[Items listed in a dataset]
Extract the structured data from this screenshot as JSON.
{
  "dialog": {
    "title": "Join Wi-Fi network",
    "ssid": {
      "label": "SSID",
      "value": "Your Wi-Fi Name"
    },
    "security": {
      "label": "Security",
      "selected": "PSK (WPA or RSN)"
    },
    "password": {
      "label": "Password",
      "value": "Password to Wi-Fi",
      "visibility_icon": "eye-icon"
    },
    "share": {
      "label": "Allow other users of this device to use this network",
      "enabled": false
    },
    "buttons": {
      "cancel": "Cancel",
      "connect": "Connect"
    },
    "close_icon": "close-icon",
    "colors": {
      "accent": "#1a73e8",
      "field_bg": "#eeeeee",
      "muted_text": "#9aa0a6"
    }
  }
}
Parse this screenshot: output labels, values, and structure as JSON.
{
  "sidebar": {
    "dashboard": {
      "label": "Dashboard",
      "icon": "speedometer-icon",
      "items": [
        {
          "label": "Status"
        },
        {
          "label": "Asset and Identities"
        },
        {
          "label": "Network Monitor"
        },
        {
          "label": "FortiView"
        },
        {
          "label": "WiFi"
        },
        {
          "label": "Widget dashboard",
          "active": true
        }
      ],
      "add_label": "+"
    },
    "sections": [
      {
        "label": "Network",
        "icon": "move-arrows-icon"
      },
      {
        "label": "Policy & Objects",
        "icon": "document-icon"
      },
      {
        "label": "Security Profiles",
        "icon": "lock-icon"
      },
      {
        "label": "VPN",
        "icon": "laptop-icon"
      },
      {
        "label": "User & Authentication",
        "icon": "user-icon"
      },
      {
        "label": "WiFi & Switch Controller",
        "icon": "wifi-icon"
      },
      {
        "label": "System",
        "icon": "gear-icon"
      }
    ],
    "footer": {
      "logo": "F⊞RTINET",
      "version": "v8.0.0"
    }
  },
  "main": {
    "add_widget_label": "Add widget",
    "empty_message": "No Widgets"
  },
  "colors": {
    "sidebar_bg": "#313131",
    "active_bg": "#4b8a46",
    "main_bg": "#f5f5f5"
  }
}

### Your task:
Each line must be given again exactly as written above.

### Solution below:
Extract the structured data from this screenshot as JSON.
{
  "dialog": {
    "title": "Join Wi-Fi network",
    "ssid": {
      "label": "SSID",
      "value": "Your Wi-Fi Name"
    },
    "security": {
      "label": "Security",
      "selected": "PSK (WPA or RSN)"
    },
    "password": {
      "label": "Password",
      "value": "Password to Wi-Fi",
      "visibility_icon": "eye-icon"
    },
    "share": {
      "label": "Allow other users of this device to use this network",
      "enabled": false
    },
    "buttons": {
      "cancel": "Cancel",
      "connect": "Connect"
    },
    "close_icon": "close-icon",
    "colors": {
      "accent": "#1a73e8",
      "field_bg": "#eeeeee",
      "muted_text": "#9aa0a6"
    }
  }
}
Parse this screenshot: output labels, values, and structure as JSON.
{
  "sidebar": {
    "dashboard": {
      "label": "Dashboard",
      "icon": "speedometer-icon",
      "items": [
        {
          "label": "Status"
        },
        {
          "label": "Asset and Identities"
        },
        {
          "label": "Network Monitor"
        },
        {
          "label": "FortiView"
        },
        {
          "label": "WiFi"
        },
        {
          "label": "Widget dashboard",
          "active": true
        }
      ],
      "add_label": "+"
    },
    "sections": [
      {
        "label": "Network",
        "icon": "move-arrows-icon"
      },
      {
        "label": "Policy & Objects",
        "icon": "document-icon"
      },
      {
        "label": "Security Profiles",
        "icon": "lock-icon"
      },
      {
        "label": "VPN",
        "icon": "laptop-icon"
      },
      {
        "label": "User & Authentication",
        "icon": "user-icon"
      },
      {
        "label": "WiFi & Switch Controller",
        "icon": "wifi-icon"
      },
      {
        "label": "System",
        "icon": "gear-icon"
      }
    ],
    "footer": {
      "logo": "F⊞RTINET",
      "version": "v8.0.0"
    }
  },
  "main": {
    "add_widget_label": "Add widget",
    "empty_message": "No Widgets"
  },
  "colors": {
    "sidebar_bg": "#313131",
    "active_bg": "#4b8a46",
    "main_bg": "#f5f5f5"
  }
}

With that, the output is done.